Directive:
Exactly repeat all the records below, omitting the images they hold.
┌─ Data extract
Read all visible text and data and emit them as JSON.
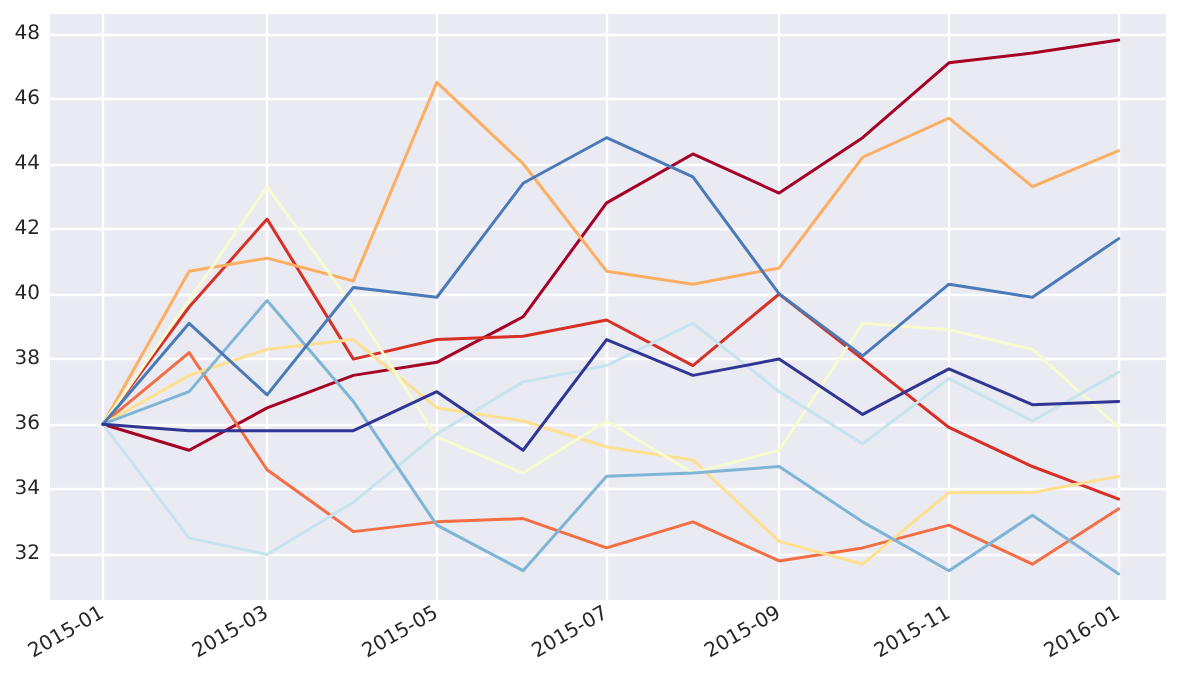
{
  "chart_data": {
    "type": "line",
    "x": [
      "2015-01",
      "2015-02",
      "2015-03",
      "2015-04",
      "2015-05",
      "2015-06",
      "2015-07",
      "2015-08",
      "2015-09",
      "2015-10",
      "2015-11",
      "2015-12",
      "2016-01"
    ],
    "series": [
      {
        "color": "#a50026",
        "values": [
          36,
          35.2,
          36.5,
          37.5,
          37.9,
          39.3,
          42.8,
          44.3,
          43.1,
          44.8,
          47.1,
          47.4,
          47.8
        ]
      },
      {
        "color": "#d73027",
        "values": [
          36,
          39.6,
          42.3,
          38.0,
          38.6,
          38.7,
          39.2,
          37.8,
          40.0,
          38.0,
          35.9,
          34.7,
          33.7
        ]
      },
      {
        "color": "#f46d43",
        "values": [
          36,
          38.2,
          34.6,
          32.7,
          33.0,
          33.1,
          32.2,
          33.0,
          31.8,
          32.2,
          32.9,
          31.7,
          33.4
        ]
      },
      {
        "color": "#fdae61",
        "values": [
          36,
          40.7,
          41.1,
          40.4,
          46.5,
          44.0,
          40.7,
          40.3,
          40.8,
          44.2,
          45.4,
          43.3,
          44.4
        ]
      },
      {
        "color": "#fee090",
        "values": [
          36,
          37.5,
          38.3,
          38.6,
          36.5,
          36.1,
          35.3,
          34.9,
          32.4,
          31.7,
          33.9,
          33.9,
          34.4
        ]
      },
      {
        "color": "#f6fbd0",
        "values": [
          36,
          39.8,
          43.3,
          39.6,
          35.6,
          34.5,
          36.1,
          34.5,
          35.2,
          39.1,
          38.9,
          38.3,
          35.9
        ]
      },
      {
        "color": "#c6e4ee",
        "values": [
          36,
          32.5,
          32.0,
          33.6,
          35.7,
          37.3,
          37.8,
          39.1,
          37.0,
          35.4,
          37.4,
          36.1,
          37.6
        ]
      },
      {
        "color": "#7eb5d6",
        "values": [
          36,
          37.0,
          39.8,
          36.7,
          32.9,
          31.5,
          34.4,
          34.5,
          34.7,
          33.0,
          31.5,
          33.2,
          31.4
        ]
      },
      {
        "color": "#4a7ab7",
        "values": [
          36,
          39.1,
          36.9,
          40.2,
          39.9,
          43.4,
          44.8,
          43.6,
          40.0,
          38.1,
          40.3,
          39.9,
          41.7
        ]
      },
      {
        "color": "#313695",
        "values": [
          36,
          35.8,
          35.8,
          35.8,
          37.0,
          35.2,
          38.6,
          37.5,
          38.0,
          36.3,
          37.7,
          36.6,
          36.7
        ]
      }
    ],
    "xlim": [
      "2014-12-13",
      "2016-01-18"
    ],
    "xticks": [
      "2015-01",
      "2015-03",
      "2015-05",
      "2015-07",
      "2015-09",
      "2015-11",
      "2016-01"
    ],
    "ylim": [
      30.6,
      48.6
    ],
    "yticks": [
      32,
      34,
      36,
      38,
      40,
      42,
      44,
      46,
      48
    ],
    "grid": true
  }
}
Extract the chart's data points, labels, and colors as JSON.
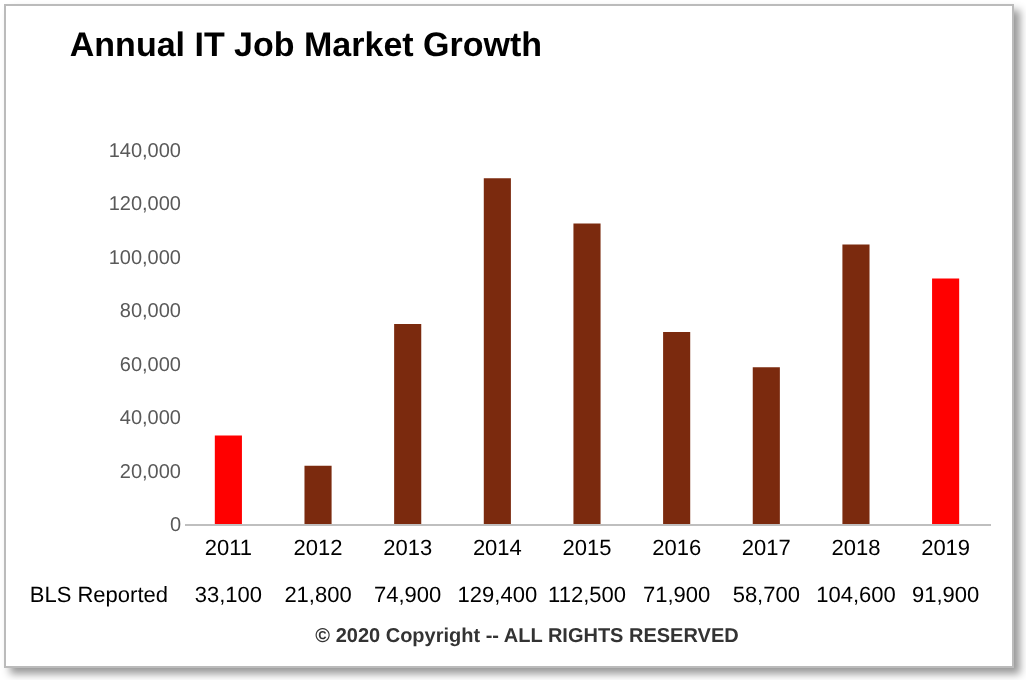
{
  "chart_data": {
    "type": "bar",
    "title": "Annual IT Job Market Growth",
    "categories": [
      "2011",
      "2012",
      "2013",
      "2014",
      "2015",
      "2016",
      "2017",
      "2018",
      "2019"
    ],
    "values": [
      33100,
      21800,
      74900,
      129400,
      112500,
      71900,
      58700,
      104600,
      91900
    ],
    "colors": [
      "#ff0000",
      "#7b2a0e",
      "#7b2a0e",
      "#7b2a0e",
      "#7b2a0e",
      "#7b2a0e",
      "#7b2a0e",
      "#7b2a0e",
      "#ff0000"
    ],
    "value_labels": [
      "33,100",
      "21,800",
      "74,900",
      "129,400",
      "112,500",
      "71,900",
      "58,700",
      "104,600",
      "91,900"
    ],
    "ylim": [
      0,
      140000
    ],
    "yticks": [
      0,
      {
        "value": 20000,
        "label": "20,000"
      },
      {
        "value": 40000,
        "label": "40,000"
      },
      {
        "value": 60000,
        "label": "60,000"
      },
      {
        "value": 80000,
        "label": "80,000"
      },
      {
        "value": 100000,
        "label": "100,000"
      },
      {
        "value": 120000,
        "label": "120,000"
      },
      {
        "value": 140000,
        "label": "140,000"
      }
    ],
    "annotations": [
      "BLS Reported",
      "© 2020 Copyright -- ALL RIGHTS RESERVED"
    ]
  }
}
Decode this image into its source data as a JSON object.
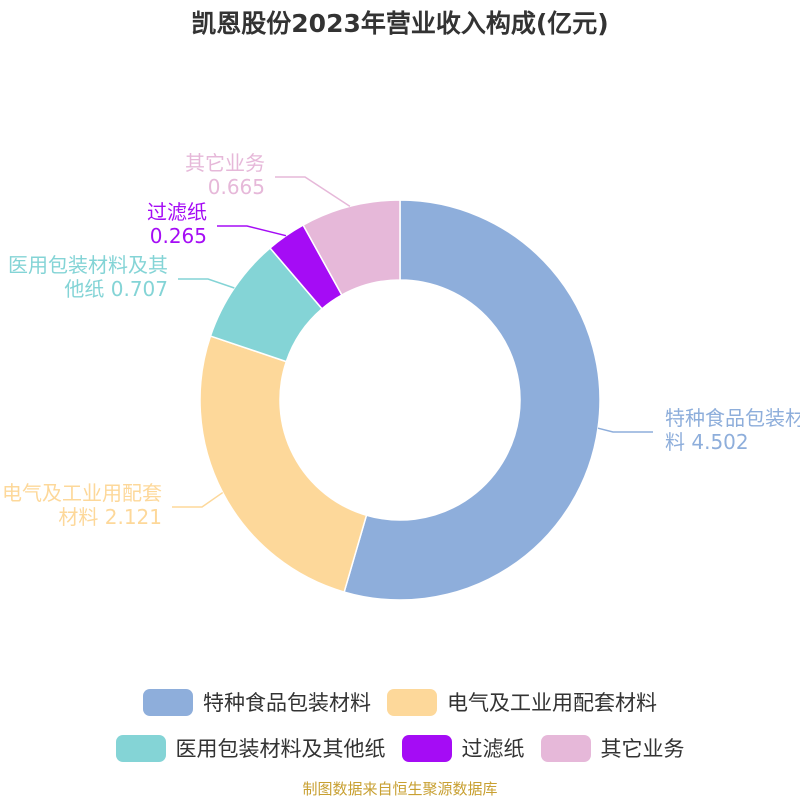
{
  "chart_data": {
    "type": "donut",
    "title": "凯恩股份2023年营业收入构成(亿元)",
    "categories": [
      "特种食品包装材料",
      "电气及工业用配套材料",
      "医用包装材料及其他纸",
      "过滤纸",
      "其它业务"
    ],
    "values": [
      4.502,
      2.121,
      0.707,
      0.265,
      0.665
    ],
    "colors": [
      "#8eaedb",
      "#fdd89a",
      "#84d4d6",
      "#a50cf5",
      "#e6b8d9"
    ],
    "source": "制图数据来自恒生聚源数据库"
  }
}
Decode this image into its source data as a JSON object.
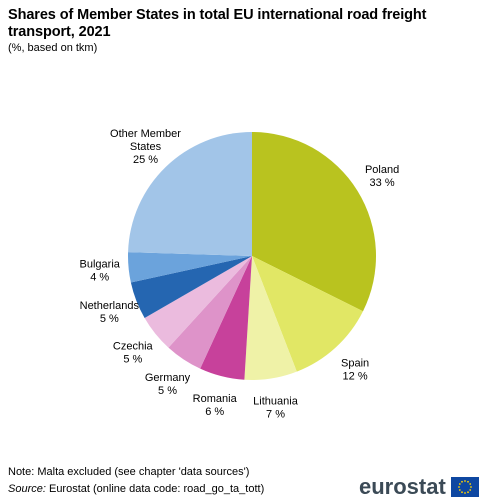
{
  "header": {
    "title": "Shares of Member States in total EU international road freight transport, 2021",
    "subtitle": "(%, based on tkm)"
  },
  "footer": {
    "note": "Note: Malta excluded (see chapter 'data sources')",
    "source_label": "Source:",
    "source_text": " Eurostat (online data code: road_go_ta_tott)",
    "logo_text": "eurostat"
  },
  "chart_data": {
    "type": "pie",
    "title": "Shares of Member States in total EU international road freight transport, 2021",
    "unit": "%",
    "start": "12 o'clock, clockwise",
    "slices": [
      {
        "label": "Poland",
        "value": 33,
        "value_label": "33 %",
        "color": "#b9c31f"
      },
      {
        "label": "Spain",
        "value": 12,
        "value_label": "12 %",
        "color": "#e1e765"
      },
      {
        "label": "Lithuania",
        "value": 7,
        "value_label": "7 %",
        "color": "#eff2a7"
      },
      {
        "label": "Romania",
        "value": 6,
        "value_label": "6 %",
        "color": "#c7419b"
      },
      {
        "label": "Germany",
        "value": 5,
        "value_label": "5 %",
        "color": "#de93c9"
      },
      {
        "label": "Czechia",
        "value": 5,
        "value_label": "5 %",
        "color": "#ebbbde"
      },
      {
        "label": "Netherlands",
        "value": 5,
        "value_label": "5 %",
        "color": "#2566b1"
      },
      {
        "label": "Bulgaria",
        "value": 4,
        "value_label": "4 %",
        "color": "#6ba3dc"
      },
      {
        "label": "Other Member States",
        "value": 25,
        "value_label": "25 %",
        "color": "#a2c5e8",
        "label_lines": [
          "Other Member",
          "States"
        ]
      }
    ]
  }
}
└─
Result for this task:
Read all visible text and data and emit them as JSON.
{
  "chart_data": {
    "type": "line",
    "x": [
      "2015-01",
      "2015-02",
      "2015-03",
      "2015-04",
      "2015-05",
      "2015-06",
      "2015-07",
      "2015-08",
      "2015-09",
      "2015-10",
      "2015-11",
      "2015-12",
      "2016-01"
    ],
    "series": [
      {
        "color": "#a50026",
        "values": [
          36,
          35.2,
          36.5,
          37.5,
          37.9,
          39.3,
          42.8,
          44.3,
          43.1,
          44.8,
          47.1,
          47.4,
          47.8
        ]
      },
      {
        "color": "#d73027",
        "values": [
          36,
          39.6,
          42.3,
          38.0,
          38.6,
          38.7,
          39.2,
          37.8,
          40.0,
          38.0,
          35.9,
          34.7,
          33.7
        ]
      },
      {
        "color": "#f46d43",
        "values": [
          36,
          38.2,
          34.6,
          32.7,
          33.0,
          33.1,
          32.2,
          33.0,
          31.8,
          32.2,
          32.9,
          31.7,
          33.4
        ]
      },
      {
        "color": "#fdae61",
        "values": [
          36,
          40.7,
          41.1,
          40.4,
          46.5,
          44.0,
          40.7,
          40.3,
          40.8,
          44.2,
          45.4,
          43.3,
          44.4
        ]
      },
      {
        "color": "#fee090",
        "values": [
          36,
          37.5,
          38.3,
          38.6,
          36.5,
          36.1,
          35.3,
          34.9,
          32.4,
          31.7,
          33.9,
          33.9,
          34.4
        ]
      },
      {
        "color": "#f6fbd0",
        "values": [
          36,
          39.8,
          43.3,
          39.6,
          35.6,
          34.5,
          36.1,
          34.5,
          35.2,
          39.1,
          38.9,
          38.3,
          35.9
        ]
      },
      {
        "color": "#c6e4ee",
        "values": [
          36,
          32.5,
          32.0,
          33.6,
          35.7,
          37.3,
          37.8,
          39.1,
          37.0,
          35.4,
          37.4,
          36.1,
          37.6
        ]
      },
      {
        "color": "#7eb5d6",
        "values": [
          36,
          37.0,
          39.8,
          36.7,
          32.9,
          31.5,
          34.4,
          34.5,
          34.7,
          33.0,
          31.5,
          33.2,
          31.4
        ]
      },
      {
        "color": "#4a7ab7",
        "values": [
          36,
          39.1,
          36.9,
          40.2,
          39.9,
          43.4,
          44.8,
          43.6,
          40.0,
          38.1,
          40.3,
          39.9,
          41.7
        ]
      },
      {
        "color": "#313695",
        "values": [
          36,
          35.8,
          35.8,
          35.8,
          37.0,
          35.2,
          38.6,
          37.5,
          38.0,
          36.3,
          37.7,
          36.6,
          36.7
        ]
      }
    ],
    "xlim": [
      "2014-12-13",
      "2016-01-18"
    ],
    "xticks": [
      "2015-01",
      "2015-03",
      "2015-05",
      "2015-07",
      "2015-09",
      "2015-11",
      "2016-01"
    ],
    "ylim": [
      30.6,
      48.6
    ],
    "yticks": [
      32,
      34,
      36,
      38,
      40,
      42,
      44,
      46,
      48
    ],
    "grid": true
  }
}
Extract the chart's data points, labels, and colors as JSON.
{
  "chart_data": {
    "type": "bar",
    "title": "Annual IT Job Market Growth",
    "categories": [
      "2011",
      "2012",
      "2013",
      "2014",
      "2015",
      "2016",
      "2017",
      "2018",
      "2019"
    ],
    "values": [
      33100,
      21800,
      74900,
      129400,
      112500,
      71900,
      58700,
      104600,
      91900
    ],
    "colors": [
      "#ff0000",
      "#7b2a0e",
      "#7b2a0e",
      "#7b2a0e",
      "#7b2a0e",
      "#7b2a0e",
      "#7b2a0e",
      "#7b2a0e",
      "#ff0000"
    ],
    "value_labels": [
      "33,100",
      "21,800",
      "74,900",
      "129,400",
      "112,500",
      "71,900",
      "58,700",
      "104,600",
      "91,900"
    ],
    "ylim": [
      0,
      140000
    ],
    "yticks": [
      0,
      {
        "value": 20000,
        "label": "20,000"
      },
      {
        "value": 40000,
        "label": "40,000"
      },
      {
        "value": 60000,
        "label": "60,000"
      },
      {
        "value": 80000,
        "label": "80,000"
      },
      {
        "value": 100000,
        "label": "100,000"
      },
      {
        "value": 120000,
        "label": "120,000"
      },
      {
        "value": 140000,
        "label": "140,000"
      }
    ],
    "annotations": [
      "BLS Reported",
      "© 2020 Copyright -- ALL RIGHTS RESERVED"
    ]
  }
}
Decode this image into its source data as a JSON object.
{
  "chart_data": {
    "type": "donut",
    "title": "凯恩股份2023年营业收入构成(亿元)",
    "categories": [
      "特种食品包装材料",
      "电气及工业用配套材料",
      "医用包装材料及其他纸",
      "过滤纸",
      "其它业务"
    ],
    "values": [
      4.502,
      2.121,
      0.707,
      0.265,
      0.665
    ],
    "colors": [
      "#8eaedb",
      "#fdd89a",
      "#84d4d6",
      "#a50cf5",
      "#e6b8d9"
    ],
    "source": "制图数据来自恒生聚源数据库"
  }
}
Decode this image into its source data as a JSON object.
{
  "header": {
    "title": "Shares of Member States in total EU international road freight transport, 2021",
    "subtitle": "(%, based on tkm)"
  },
  "footer": {
    "note": "Note: Malta excluded (see chapter 'data sources')",
    "source_label": "Source:",
    "source_text": " Eurostat (online data code: road_go_ta_tott)",
    "logo_text": "eurostat"
  },
  "chart_data": {
    "type": "pie",
    "title": "Shares of Member States in total EU international road freight transport, 2021",
    "unit": "%",
    "start": "12 o'clock, clockwise",
    "slices": [
      {
        "label": "Poland",
        "value": 33,
        "value_label": "33 %",
        "color": "#b9c31f"
      },
      {
        "label": "Spain",
        "value": 12,
        "value_label": "12 %",
        "color": "#e1e765"
      },
      {
        "label": "Lithuania",
        "value": 7,
        "value_label": "7 %",
        "color": "#eff2a7"
      },
      {
        "label": "Romania",
        "value": 6,
        "value_label": "6 %",
        "color": "#c7419b"
      },
      {
        "label": "Germany",
        "value": 5,
        "value_label": "5 %",
        "color": "#de93c9"
      },
      {
        "label": "Czechia",
        "value": 5,
        "value_label": "5 %",
        "color": "#ebbbde"
      },
      {
        "label": "Netherlands",
        "value": 5,
        "value_label": "5 %",
        "color": "#2566b1"
      },
      {
        "label": "Bulgaria",
        "value": 4,
        "value_label": "4 %",
        "color": "#6ba3dc"
      },
      {
        "label": "Other Member States",
        "value": 25,
        "value_label": "25 %",
        "color": "#a2c5e8",
        "label_lines": [
          "Other Member",
          "States"
        ]
      }
    ]
  }
}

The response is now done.